Each line that follows should be printed again exactly as it stands.
=== Stored records ===
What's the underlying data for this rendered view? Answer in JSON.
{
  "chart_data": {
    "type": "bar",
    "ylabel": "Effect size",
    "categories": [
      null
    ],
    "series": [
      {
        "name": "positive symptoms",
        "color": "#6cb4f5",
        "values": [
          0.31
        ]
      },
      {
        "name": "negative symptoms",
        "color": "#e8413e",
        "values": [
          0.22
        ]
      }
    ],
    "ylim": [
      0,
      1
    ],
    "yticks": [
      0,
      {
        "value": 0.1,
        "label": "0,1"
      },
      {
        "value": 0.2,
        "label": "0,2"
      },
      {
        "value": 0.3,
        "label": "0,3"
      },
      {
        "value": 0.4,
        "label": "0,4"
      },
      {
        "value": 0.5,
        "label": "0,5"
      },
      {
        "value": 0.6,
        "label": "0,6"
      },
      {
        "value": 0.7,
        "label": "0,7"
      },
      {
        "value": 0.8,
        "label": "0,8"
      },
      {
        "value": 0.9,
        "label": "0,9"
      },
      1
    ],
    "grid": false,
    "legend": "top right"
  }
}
===
§ The output
What's the underlying data for this rendered view? Answer in JSON.
{
  "chart_data": {
    "type": "bar",
    "ylabel": "Effect size",
    "categories": [
      null
    ],
    "series": [
      {
        "name": "positive symptoms",
        "color": "#6cb4f5",
        "values": [
          0.31
        ]
      },
      {
        "name": "negative symptoms",
        "color": "#e8413e",
        "values": [
          0.22
        ]
      }
    ],
    "ylim": [
      0,
      1
    ],
    "yticks": [
      0,
      {
        "value": 0.1,
        "label": "0,1"
      },
      {
        "value": 0.2,
        "label": "0,2"
      },
      {
        "value": 0.3,
        "label": "0,3"
      },
      {
        "value": 0.4,
        "label": "0,4"
      },
      {
        "value": 0.5,
        "label": "0,5"
      },
      {
        "value": 0.6,
        "label": "0,6"
      },
      {
        "value": 0.7,
        "label": "0,7"
      },
      {
        "value": 0.8,
        "label": "0,8"
      },
      {
        "value": 0.9,
        "label": "0,9"
      },
      1
    ],
    "grid": false,
    "legend": "top right"
  }
}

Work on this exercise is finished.